Exercise instructions:
Write out, word for word, everything in the material from the line containing "Segment this screenshot: for" down to the line containing "I need the location", including both of those lines. Leave the pictures out.

Exercise inputs:
══════

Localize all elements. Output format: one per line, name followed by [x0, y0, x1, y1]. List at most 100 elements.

══════

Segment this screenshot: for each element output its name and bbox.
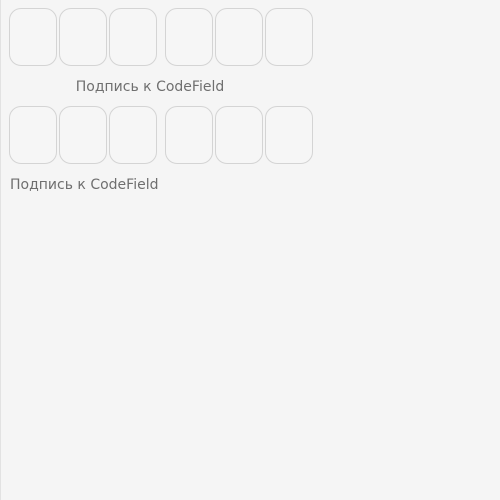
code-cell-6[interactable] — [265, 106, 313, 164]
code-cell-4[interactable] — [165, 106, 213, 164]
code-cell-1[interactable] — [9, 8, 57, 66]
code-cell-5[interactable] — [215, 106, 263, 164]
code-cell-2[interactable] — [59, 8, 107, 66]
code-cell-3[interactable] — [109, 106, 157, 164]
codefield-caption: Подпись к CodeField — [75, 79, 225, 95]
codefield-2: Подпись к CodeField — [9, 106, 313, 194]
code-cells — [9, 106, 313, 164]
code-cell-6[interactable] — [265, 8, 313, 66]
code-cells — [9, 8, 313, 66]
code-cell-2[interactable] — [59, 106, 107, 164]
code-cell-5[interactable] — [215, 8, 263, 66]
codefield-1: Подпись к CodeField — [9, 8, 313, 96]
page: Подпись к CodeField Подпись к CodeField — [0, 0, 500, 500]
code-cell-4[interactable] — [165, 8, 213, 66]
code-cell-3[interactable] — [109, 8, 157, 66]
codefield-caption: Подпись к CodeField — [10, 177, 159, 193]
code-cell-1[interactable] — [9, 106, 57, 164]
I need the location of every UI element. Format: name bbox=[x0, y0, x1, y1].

══════

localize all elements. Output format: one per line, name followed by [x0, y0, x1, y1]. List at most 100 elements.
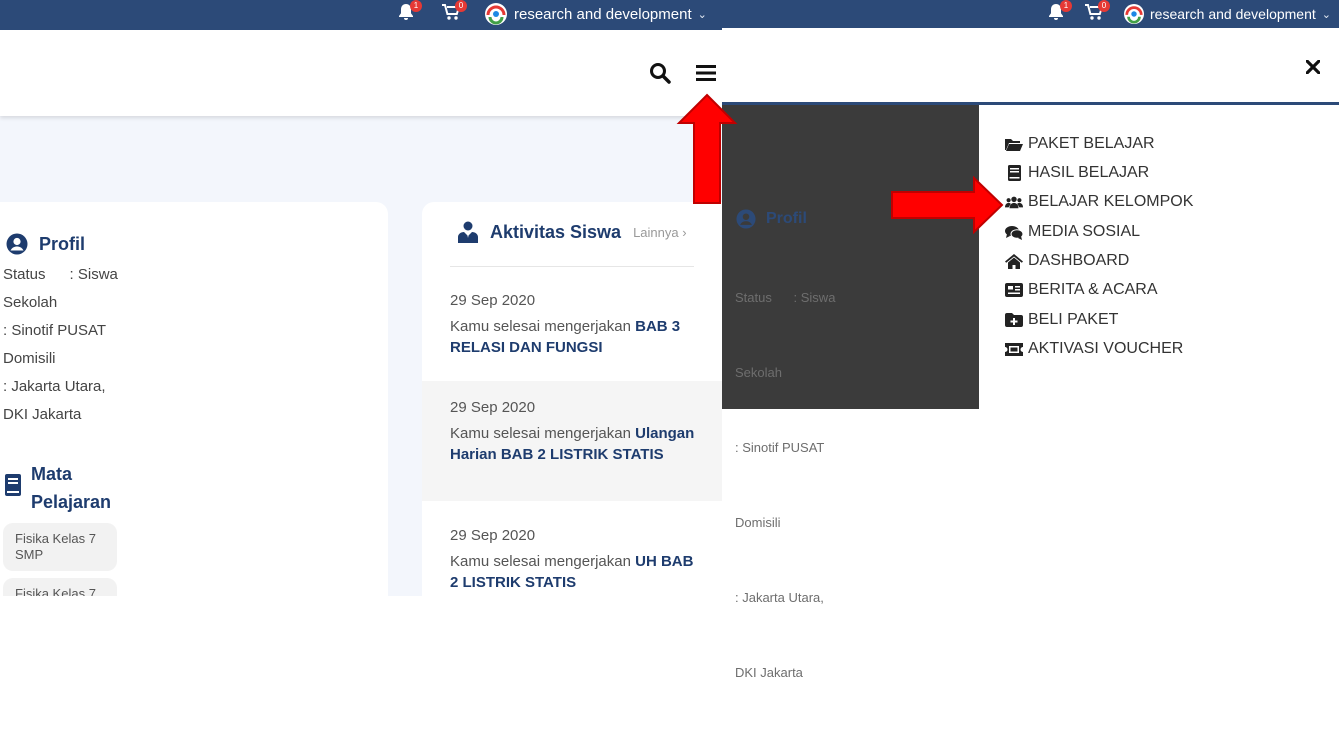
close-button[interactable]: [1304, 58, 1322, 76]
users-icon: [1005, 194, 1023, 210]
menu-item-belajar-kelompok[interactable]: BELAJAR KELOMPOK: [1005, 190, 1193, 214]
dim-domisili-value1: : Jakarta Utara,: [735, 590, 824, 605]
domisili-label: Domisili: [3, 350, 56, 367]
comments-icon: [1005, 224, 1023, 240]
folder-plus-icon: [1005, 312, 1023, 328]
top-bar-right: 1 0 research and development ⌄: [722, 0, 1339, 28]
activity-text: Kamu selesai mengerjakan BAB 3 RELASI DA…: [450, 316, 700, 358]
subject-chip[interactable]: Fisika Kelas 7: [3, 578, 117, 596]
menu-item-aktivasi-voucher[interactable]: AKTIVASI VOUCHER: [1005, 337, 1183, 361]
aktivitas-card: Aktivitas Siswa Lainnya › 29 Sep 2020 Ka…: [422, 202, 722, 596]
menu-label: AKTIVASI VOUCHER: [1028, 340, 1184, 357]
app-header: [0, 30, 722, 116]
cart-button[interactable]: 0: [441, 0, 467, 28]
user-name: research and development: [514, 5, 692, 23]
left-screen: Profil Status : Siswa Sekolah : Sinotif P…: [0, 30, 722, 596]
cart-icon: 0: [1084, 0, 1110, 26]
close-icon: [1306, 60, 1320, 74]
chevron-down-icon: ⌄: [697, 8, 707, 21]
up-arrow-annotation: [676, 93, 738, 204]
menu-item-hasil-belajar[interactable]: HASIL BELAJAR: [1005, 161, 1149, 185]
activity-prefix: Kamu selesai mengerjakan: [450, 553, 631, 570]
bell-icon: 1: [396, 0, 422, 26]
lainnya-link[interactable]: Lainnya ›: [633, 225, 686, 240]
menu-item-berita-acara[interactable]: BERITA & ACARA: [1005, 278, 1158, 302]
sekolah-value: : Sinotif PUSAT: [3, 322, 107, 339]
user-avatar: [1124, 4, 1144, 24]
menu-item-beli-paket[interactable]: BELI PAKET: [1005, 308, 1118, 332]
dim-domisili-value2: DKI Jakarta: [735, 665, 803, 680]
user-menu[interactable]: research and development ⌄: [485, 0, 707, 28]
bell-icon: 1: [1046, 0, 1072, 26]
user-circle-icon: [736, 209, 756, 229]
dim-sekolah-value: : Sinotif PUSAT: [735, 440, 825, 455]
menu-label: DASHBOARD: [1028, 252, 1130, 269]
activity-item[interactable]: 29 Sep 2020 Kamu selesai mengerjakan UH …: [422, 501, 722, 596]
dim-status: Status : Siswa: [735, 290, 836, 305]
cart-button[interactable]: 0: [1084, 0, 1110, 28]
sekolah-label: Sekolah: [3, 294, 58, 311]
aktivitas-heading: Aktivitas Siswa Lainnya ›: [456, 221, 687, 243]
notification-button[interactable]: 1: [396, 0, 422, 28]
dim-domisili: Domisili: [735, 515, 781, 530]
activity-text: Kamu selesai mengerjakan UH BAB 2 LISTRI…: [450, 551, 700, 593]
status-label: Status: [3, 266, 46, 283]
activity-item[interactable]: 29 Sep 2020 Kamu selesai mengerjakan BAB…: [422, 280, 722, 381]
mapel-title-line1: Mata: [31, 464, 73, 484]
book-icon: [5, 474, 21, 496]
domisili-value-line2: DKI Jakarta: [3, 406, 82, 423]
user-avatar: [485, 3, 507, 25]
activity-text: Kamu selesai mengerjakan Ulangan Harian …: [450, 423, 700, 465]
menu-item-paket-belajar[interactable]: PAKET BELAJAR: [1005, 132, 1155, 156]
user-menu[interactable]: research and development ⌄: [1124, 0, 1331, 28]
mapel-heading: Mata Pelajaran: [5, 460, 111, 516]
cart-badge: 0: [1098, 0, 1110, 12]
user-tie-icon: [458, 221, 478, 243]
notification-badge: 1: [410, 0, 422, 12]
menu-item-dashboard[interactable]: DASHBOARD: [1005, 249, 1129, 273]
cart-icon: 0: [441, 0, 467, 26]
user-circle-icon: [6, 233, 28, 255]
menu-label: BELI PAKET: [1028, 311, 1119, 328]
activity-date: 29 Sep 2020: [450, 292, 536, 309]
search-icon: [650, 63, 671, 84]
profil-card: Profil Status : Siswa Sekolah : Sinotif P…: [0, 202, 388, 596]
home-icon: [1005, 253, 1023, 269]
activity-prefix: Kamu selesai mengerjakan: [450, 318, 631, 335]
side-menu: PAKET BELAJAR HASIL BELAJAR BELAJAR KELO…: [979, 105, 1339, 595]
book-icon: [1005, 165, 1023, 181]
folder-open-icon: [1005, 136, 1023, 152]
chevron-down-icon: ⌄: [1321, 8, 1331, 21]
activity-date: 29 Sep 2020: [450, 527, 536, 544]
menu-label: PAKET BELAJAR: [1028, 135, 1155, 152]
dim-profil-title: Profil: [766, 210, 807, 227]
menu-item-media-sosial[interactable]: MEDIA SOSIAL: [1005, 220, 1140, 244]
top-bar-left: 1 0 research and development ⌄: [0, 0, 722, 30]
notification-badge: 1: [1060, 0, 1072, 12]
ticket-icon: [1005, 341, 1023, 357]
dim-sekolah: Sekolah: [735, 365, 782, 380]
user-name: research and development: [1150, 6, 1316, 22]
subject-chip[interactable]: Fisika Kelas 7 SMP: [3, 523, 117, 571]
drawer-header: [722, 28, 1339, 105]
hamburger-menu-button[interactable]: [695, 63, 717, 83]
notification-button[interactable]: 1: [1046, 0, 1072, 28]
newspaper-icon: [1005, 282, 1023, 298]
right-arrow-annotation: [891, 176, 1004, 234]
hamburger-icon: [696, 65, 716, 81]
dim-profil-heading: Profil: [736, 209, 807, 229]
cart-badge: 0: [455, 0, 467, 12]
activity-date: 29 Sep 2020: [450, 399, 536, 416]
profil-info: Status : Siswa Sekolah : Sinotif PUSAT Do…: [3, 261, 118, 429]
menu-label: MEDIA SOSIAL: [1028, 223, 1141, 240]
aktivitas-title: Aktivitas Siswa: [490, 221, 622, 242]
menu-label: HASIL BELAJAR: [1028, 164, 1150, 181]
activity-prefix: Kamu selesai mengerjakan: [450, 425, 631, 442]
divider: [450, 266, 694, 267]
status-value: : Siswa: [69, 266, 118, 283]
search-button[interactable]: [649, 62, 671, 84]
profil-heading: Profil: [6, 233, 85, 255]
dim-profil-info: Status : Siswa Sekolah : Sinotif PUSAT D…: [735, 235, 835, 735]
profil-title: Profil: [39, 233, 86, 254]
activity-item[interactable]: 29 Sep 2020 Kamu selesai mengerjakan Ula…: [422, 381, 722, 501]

══════

Response:
Segment this screenshot: for each element output its name and bbox.
code-cell-6[interactable] — [265, 106, 313, 164]
code-cell-4[interactable] — [165, 106, 213, 164]
code-cell-1[interactable] — [9, 8, 57, 66]
code-cell-5[interactable] — [215, 106, 263, 164]
code-cell-2[interactable] — [59, 8, 107, 66]
code-cell-3[interactable] — [109, 106, 157, 164]
codefield-caption: Подпись к CodeField — [75, 79, 225, 95]
codefield-2: Подпись к CodeField — [9, 106, 313, 194]
code-cells — [9, 106, 313, 164]
code-cell-6[interactable] — [265, 8, 313, 66]
code-cells — [9, 8, 313, 66]
code-cell-2[interactable] — [59, 106, 107, 164]
code-cell-5[interactable] — [215, 8, 263, 66]
codefield-1: Подпись к CodeField — [9, 8, 313, 96]
page: Подпись к CodeField Подпись к CodeField — [0, 0, 500, 500]
code-cell-4[interactable] — [165, 8, 213, 66]
code-cell-3[interactable] — [109, 8, 157, 66]
codefield-caption: Подпись к CodeField — [10, 177, 159, 193]
code-cell-1[interactable] — [9, 106, 57, 164]
I need the location of every UI element. Format: name bbox=[x0, y0, x1, y1].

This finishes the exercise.